##### Task input #####

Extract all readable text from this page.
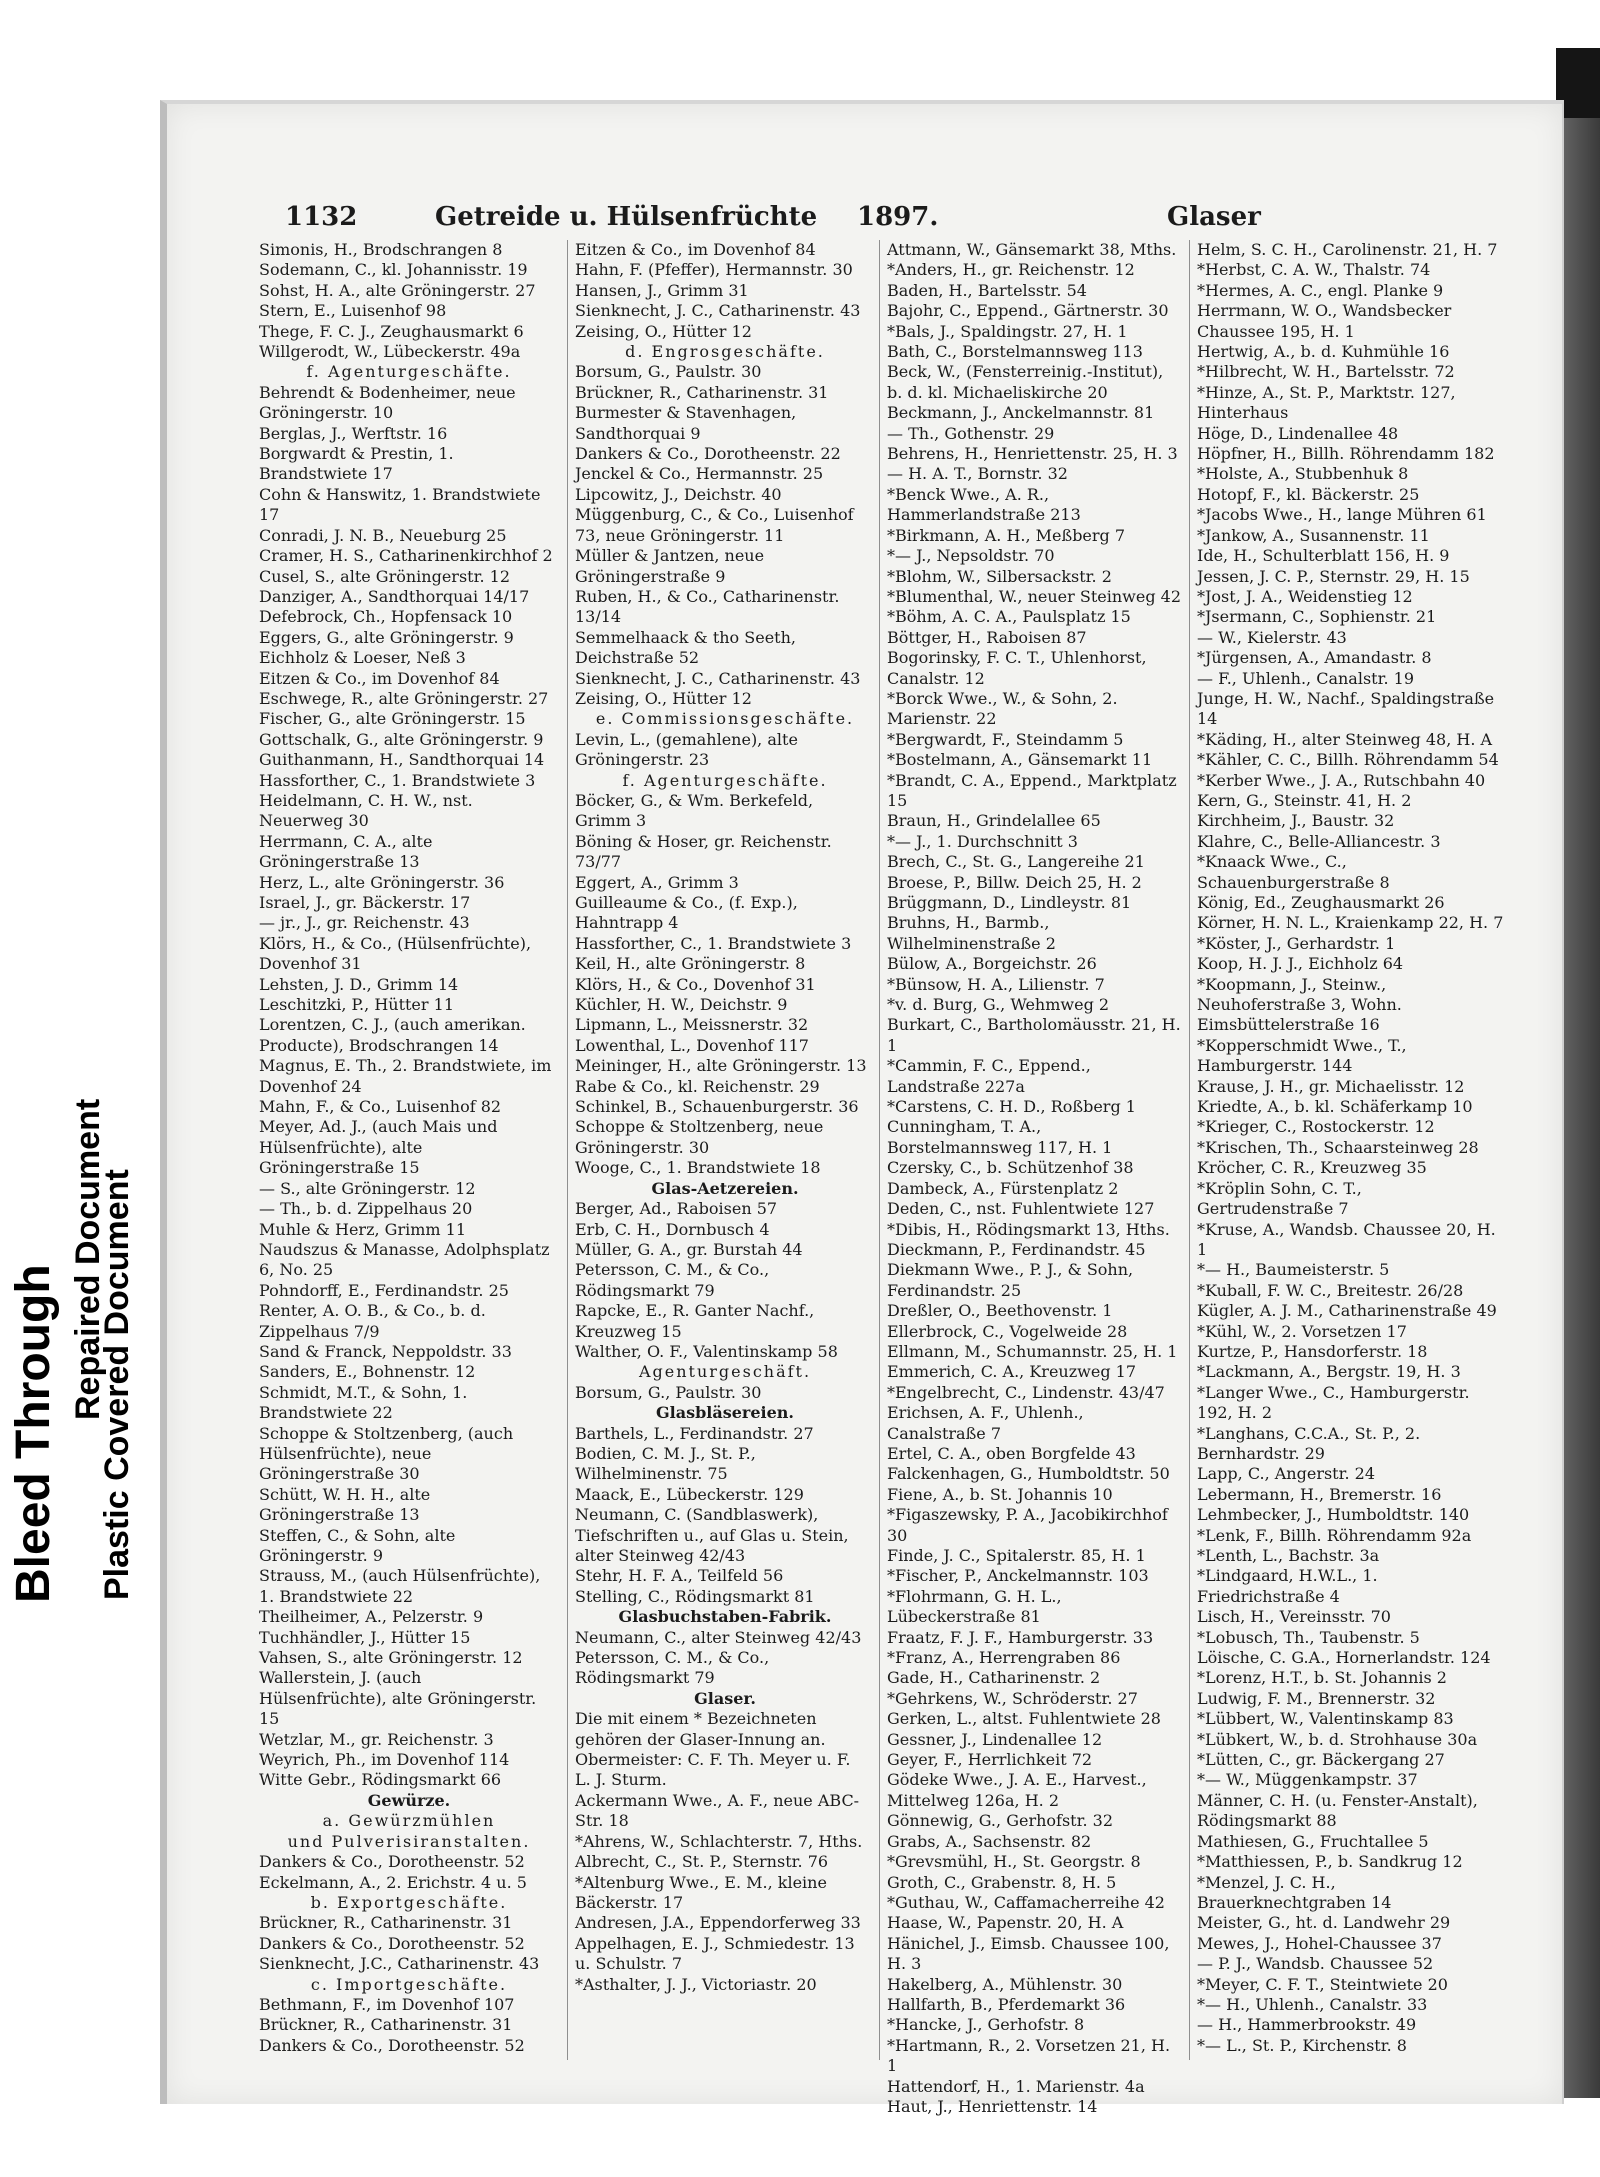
Bleed Through
Repaired Document
Plastic Covered Document
1132	Getreide u. Hülsenfrüchte 1897.	Glaser
Simonis, H., Brodschrangen 8
Sodemann, C., kl. Johannisstr. 19
Sohst, H. A., alte Gröningerstr. 27
Stern, E., Luisenhof 98
Thege, F. C. J., Zeughausmarkt 6
Willgerodt, W., Lübeckerstr. 49a
f. Agenturgeschäfte.
Behrendt & Bodenheimer, neue Gröningerstr. 10
Berglas, J., Werftstr. 16
Borgwardt & Prestin, 1. Brandstwiete 17
Cohn & Hanswitz, 1. Brandstwiete 17
Conradi, J. N. B., Neueburg 25
Cramer, H. S., Catharinenkirchhof 2
Cusel, S., alte Gröningerstr. 12
Danziger, A., Sandthorquai 14/17
Defebrock, Ch., Hopfensack 10
Eggers, G., alte Gröningerstr. 9
Eichholz & Loeser, Neß 3
Eitzen & Co., im Dovenhof 84
Eschwege, R., alte Gröningerstr. 27
Fischer, G., alte Gröningerstr. 15
Gottschalk, G., alte Gröningerstr. 9
Guithanmann, H., Sandthorquai 14
Hassforther, C., 1. Brandstwiete 3
Heidelmann, C. H. W., nst. Neuerweg 30
Herrmann, C. A., alte Gröningerstraße 13
Herz, L., alte Gröningerstr. 36
Israel, J., gr. Bäckerstr. 17
— jr., J., gr. Reichenstr. 43
Klörs, H., & Co., (Hülsenfrüchte), Dovenhof 31
Lehsten, J. D., Grimm 14
Leschitzki, P., Hütter 11
Lorentzen, C. J., (auch amerikan. Producte), Brodschrangen 14
Magnus, E. Th., 2. Brandstwiete, im Dovenhof 24
Mahn, F., & Co., Luisenhof 82
Meyer, Ad. J., (auch Mais und Hülsenfrüchte), alte Gröningerstraße 15
— S., alte Gröningerstr. 12
— Th., b. d. Zippelhaus 20
Muhle & Herz, Grimm 11
Naudszus & Manasse, Adolphsplatz 6, No. 25
Pohndorff, E., Ferdinandstr. 25
Renter, A. O. B., & Co., b. d. Zippelhaus 7/9
Sand & Franck, Neppoldstr. 33
Sanders, E., Bohnenstr. 12
Schmidt, M.T., & Sohn, 1. Brandstwiete 22
Schoppe & Stoltzenberg, (auch Hülsenfrüchte), neue Gröningerstraße 30
Schütt, W. H. H., alte Gröningerstraße 13
Steffen, C., & Sohn, alte Gröningerstr. 9
Strauss, M., (auch Hülsenfrüchte), 1. Brandstwiete 22
Theilheimer, A., Pelzerstr. 9
Tuchhändler, J., Hütter 15
Vahsen, S., alte Gröningerstr. 12
Wallerstein, J. (auch Hülsenfrüchte), alte Gröningerstr. 15
Wetzlar, M., gr. Reichenstr. 3
Weyrich, Ph., im Dovenhof 114
Witte Gebr., Rödingsmarkt 66
Gewürze.
a. Gewürzmühlen
und Pulverisiranstalten.
Dankers & Co., Dorotheenstr. 52
Eckelmann, A., 2. Erichstr. 4 u. 5
b. Exportgeschäfte.
Brückner, R., Catharinenstr. 31
Dankers & Co., Dorotheenstr. 52
Sienknecht, J.C., Catharinenstr. 43
c. Importgeschäfte.
Bethmann, F., im Dovenhof 107
Brückner, R., Catharinenstr. 31
Dankers & Co., Dorotheenstr. 52
Eitzen & Co., im Dovenhof 84
Hahn, F. (Pfeffer), Hermannstr. 30
Hansen, J., Grimm 31
Sienknecht, J. C., Catharinenstr. 43
Zeising, O., Hütter 12
d. Engrosgeschäfte.
Borsum, G., Paulstr. 30
Brückner, R., Catharinenstr. 31
Burmester & Stavenhagen, Sandthorquai 9
Dankers & Co., Dorotheenstr. 22
Jenckel & Co., Hermannstr. 25
Lipcowitz, J., Deichstr. 40
Müggenburg, C., & Co., Luisenhof 73, neue Gröningerstr. 11
Müller & Jantzen, neue Gröningerstraße 9
Ruben, H., & Co., Catharinenstr. 13/14
Semmelhaack & tho Seeth, Deichstraße 52
Sienknecht, J. C., Catharinenstr. 43
Zeising, O., Hütter 12
e. Commissionsgeschäfte.
Levin, L., (gemahlene), alte Gröningerstr. 23
f. Agenturgeschäfte.
Böcker, G., & Wm. Berkefeld, Grimm 3
Böning & Hoser, gr. Reichenstr. 73/77
Eggert, A., Grimm 3
Guilleaume & Co., (f. Exp.), Hahntrapp 4
Hassforther, C., 1. Brandstwiete 3
Keil, H., alte Gröningerstr. 8
Klörs, H., & Co., Dovenhof 31
Küchler, H. W., Deichstr. 9
Lipmann, L., Meissnerstr. 32
Lowenthal, L., Dovenhof 117
Meininger, H., alte Gröningerstr. 13
Rabe & Co., kl. Reichenstr. 29
Schinkel, B., Schauenburgerstr. 36
Schoppe & Stoltzenberg, neue Gröningerstr. 30
Wooge, C., 1. Brandstwiete 18
Glas-Aetzereien.
Berger, Ad., Raboisen 57
Erb, C. H., Dornbusch 4
Müller, G. A., gr. Burstah 44
Petersson, C. M., & Co., Rödingsmarkt 79
Rapcke, E., R. Ganter Nachf., Kreuzweg 15
Walther, O. F., Valentinskamp 58
Agenturgeschäft.
Borsum, G., Paulstr. 30
Glasbläsereien.
Barthels, L., Ferdinandstr. 27
Bodien, C. M. J., St. P., Wilhelminenstr. 75
Maack, E., Lübeckerstr. 129
Neumann, C. (Sandblaswerk), Tiefschriften u., auf Glas u. Stein, alter Steinweg 42/43
Stehr, H. F. A., Teilfeld 56
Stelling, C., Rödingsmarkt 81
Glasbuchstaben-Fabrik.
Neumann, C., alter Steinweg 42/43
Petersson, C. M., & Co., Rödingsmarkt 79
Glaser.
Die mit einem * Bezeichneten gehören der Glaser-Innung an. Obermeister: C. F. Th. Meyer u. F. L. J. Sturm.
Ackermann Wwe., A. F., neue ABC-Str. 18
*Ahrens, W., Schlachterstr. 7, Hths.
Albrecht, C., St. P., Sternstr. 76
*Altenburg Wwe., E. M., kleine Bäckerstr. 17
Andresen, J.A., Eppendorferweg 33
Appelhagen, E. J., Schmiedestr. 13 u. Schulstr. 7
*Asthalter, J. J., Victoriastr. 20
Attmann, W., Gänsemarkt 38, Mths.
*Anders, H., gr. Reichenstr. 12
Baden, H., Bartelsstr. 54
Bajohr, C., Eppend., Gärtnerstr. 30
*Bals, J., Spaldingstr. 27, H. 1
Bath, C., Borstelmannsweg 113
Beck, W., (Fensterreinig.-Institut), b. d. kl. Michaeliskirche 20
Beckmann, J., Anckelmannstr. 81
— Th., Gothenstr. 29
Behrens, H., Henriettenstr. 25, H. 3
— H. A. T., Bornstr. 32
*Benck Wwe., A. R., Hammerlandstraße 213
*Birkmann, A. H., Meßberg 7
*— J., Nepsoldstr. 70
*Blohm, W., Silbersackstr. 2
*Blumenthal, W., neuer Steinweg 42
*Böhm, A. C. A., Paulsplatz 15
Böttger, H., Raboisen 87
Bogorinsky, F. C. T., Uhlenhorst, Canalstr. 12
*Borck Wwe., W., & Sohn, 2. Marienstr. 22
*Bergwardt, F., Steindamm 5
*Bostelmann, A., Gänsemarkt 11
*Brandt, C. A., Eppend., Marktplatz 15
Braun, H., Grindelallee 65
*— J., 1. Durchschnitt 3
Brech, C., St. G., Langereihe 21
Broese, P., Billw. Deich 25, H. 2
Brüggmann, D., Lindleystr. 81
Bruhns, H., Barmb., Wilhelminenstraße 2
Bülow, A., Borgeichstr. 26
*Bünsow, H. A., Lilienstr. 7
*v. d. Burg, G., Wehmweg 2
Burkart, C., Bartholomäusstr. 21, H. 1
*Cammin, F. C., Eppend., Landstraße 227a
*Carstens, C. H. D., Roßberg 1
Cunningham, T. A., Borstelmannsweg 117, H. 1
Czersky, C., b. Schützenhof 38
Dambeck, A., Fürstenplatz 2
Deden, C., nst. Fuhlentwiete 127
*Dibis, H., Rödingsmarkt 13, Hths.
Dieckmann, P., Ferdinandstr. 45
Diekmann Wwe., P. J., & Sohn, Ferdinandstr. 25
Dreßler, O., Beethovenstr. 1
Ellerbrock, C., Vogelweide 28
Ellmann, M., Schumannstr. 25, H. 1
Emmerich, C. A., Kreuzweg 17
*Engelbrecht, C., Lindenstr. 43/47
Erichsen, A. F., Uhlenh., Canalstraße 7
Ertel, C. A., oben Borgfelde 43
Falckenhagen, G., Humboldtstr. 50
Fiene, A., b. St. Johannis 10
*Figaszewsky, P. A., Jacobikirchhof 30
Finde, J. C., Spitalerstr. 85, H. 1
*Fischer, P., Anckelmannstr. 103
*Flohrmann, G. H. L., Lübeckerstraße 81
Fraatz, F. J. F., Hamburgerstr. 33
*Franz, A., Herrengraben 86
Gade, H., Catharinenstr. 2
*Gehrkens, W., Schröderstr. 27
Gerken, L., altst. Fuhlentwiete 28
Gessner, J., Lindenallee 12
Geyer, F., Herrlichkeit 72
Gödeke Wwe., J. A. E., Harvest., Mittelweg 126a, H. 2
Gönnewig, G., Gerhofstr. 32
Grabs, A., Sachsenstr. 82
*Grevsmühl, H., St. Georgstr. 8
Groth, C., Grabenstr. 8, H. 5
*Guthau, W., Caffamacherreihe 42
Haase, W., Papenstr. 20, H. A
Hänichel, J., Eimsb. Chaussee 100, H. 3
Hakelberg, A., Mühlenstr. 30
Hallfarth, B., Pferdemarkt 36
*Hancke, J., Gerhofstr. 8
*Hartmann, R., 2. Vorsetzen 21, H. 1
Hattendorf, H., 1. Marienstr. 4a
Haut, J., Henriettenstr. 14
Helm, S. C. H., Carolinenstr. 21, H. 7
*Herbst, C. A. W., Thalstr. 74
*Hermes, A. C., engl. Planke 9
Herrmann, W. O., Wandsbecker Chaussee 195, H. 1
Hertwig, A., b. d. Kuhmühle 16
*Hilbrecht, W. H., Bartelsstr. 72
*Hinze, A., St. P., Marktstr. 127, Hinterhaus
Höge, D., Lindenallee 48
Höpfner, H., Billh. Röhrendamm 182
*Holste, A., Stubbenhuk 8
Hotopf, F., kl. Bäckerstr. 25
*Jacobs Wwe., H., lange Mühren 61
*Jankow, A., Susannenstr. 11
Ide, H., Schulterblatt 156, H. 9
Jessen, J. C. P., Sternstr. 29, H. 15
*Jost, J. A., Weidenstieg 12
*Jsermann, C., Sophienstr. 21
— W., Kielerstr. 43
*Jürgensen, A., Amandastr. 8
— F., Uhlenh., Canalstr. 19
Junge, H. W., Nachf., Spaldingstraße 14
*Käding, H., alter Steinweg 48, H. A
*Kähler, C. C., Billh. Röhrendamm 54
*Kerber Wwe., J. A., Rutschbahn 40
Kern, G., Steinstr. 41, H. 2
Kirchheim, J., Baustr. 32
Klahre, C., Belle-Alliancestr. 3
*Knaack Wwe., C., Schauenburgerstraße 8
König, Ed., Zeughausmarkt 26
Körner, H. N. L., Kraienkamp 22, H. 7
*Köster, J., Gerhardstr. 1
Koop, H. J. J., Eichholz 64
*Koopmann, J., Steinw., Neuhoferstraße 3, Wohn. Eimsbüttelerstraße 16
*Kopperschmidt Wwe., T., Hamburgerstr. 144
Krause, J. H., gr. Michaelisstr. 12
Kriedte, A., b. kl. Schäferkamp 10
*Krieger, C., Rostockerstr. 12
*Krischen, Th., Schaarsteinweg 28
Kröcher, C. R., Kreuzweg 35
*Kröplin Sohn, C. T., Gertrudenstraße 7
*Kruse, A., Wandsb. Chaussee 20, H. 1
*— H., Baumeisterstr. 5
*Kuball, F. W. C., Breitestr. 26/28
Kügler, A. J. M., Catharinenstraße 49
*Kühl, W., 2. Vorsetzen 17
Kurtze, P., Hansdorferstr. 18
*Lackmann, A., Bergstr. 19, H. 3
*Langer Wwe., C., Hamburgerstr. 192, H. 2
*Langhans, C.C.A., St. P., 2. Bernhardstr. 29
Lapp, C., Angerstr. 24
Lebermann, H., Bremerstr. 16
Lehmbecker, J., Humboldtstr. 140
*Lenk, F., Billh. Röhrendamm 92a
*Lenth, L., Bachstr. 3a
*Lindgaard, H.W.L., 1. Friedrichstraße 4
Lisch, H., Vereinsstr. 70
*Lobusch, Th., Taubenstr. 5
Löische, C. G.A., Hornerlandstr. 124
*Lorenz, H.T., b. St. Johannis 2
Ludwig, F. M., Brennerstr. 32
*Lübbert, W., Valentinskamp 83
*Lübkert, W., b. d. Strohhause 30a
*Lütten, C., gr. Bäckergang 27
*— W., Müggenkampstr. 37
Männer, C. H. (u. Fenster-Anstalt), Rödingsmarkt 88
Mathiesen, G., Fruchtallee 5
*Matthiessen, P., b. Sandkrug 12
*Menzel, J. C. H., Brauerknechtgraben 14
Meister, G., ht. d. Landwehr 29
Mewes, J., Hohel-Chaussee 37
— P. J., Wandsb. Chaussee 52
*Meyer, C. F. T., Steintwiete 20
*— H., Uhlenh., Canalstr. 33
— H., Hammerbrookstr. 49
*— L., St. P., Kirchenstr. 8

#####

Objective - How many lines in the listing above contain "Valentinskamp"? Answer with the number alone.

Correct response - 2